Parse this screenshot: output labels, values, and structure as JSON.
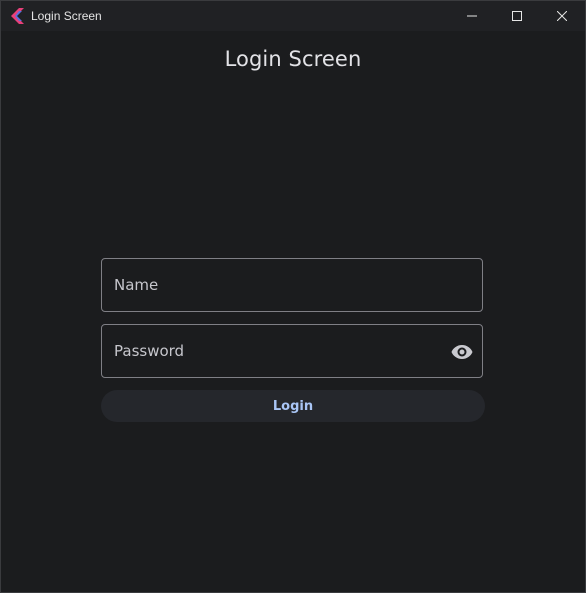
{
  "window": {
    "title": "Login Screen"
  },
  "page": {
    "title": "Login Screen"
  },
  "form": {
    "name_placeholder": "Name",
    "name_value": "",
    "password_placeholder": "Password",
    "password_value": "",
    "visibility_icon": "eye-icon",
    "login_label": "Login"
  },
  "colors": {
    "background": "#1b1c1e",
    "titlebar": "#202124",
    "field_border": "#7f7f85",
    "button_bg": "#25272c",
    "button_text": "#a9c5f5",
    "app_icon_primary": "#e8407a",
    "app_icon_secondary": "#5a6fe0"
  }
}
....
**Task instructions**
Reproduce the material word for word, minus the images.

**Result**
Parse this screenshot: output labels, values, and structure as JSON.
{
  "window": {
    "title": "Login Screen"
  },
  "page": {
    "title": "Login Screen"
  },
  "form": {
    "name_placeholder": "Name",
    "name_value": "",
    "password_placeholder": "Password",
    "password_value": "",
    "visibility_icon": "eye-icon",
    "login_label": "Login"
  },
  "colors": {
    "background": "#1b1c1e",
    "titlebar": "#202124",
    "field_border": "#7f7f85",
    "button_bg": "#25272c",
    "button_text": "#a9c5f5",
    "app_icon_primary": "#e8407a",
    "app_icon_secondary": "#5a6fe0"
  }
}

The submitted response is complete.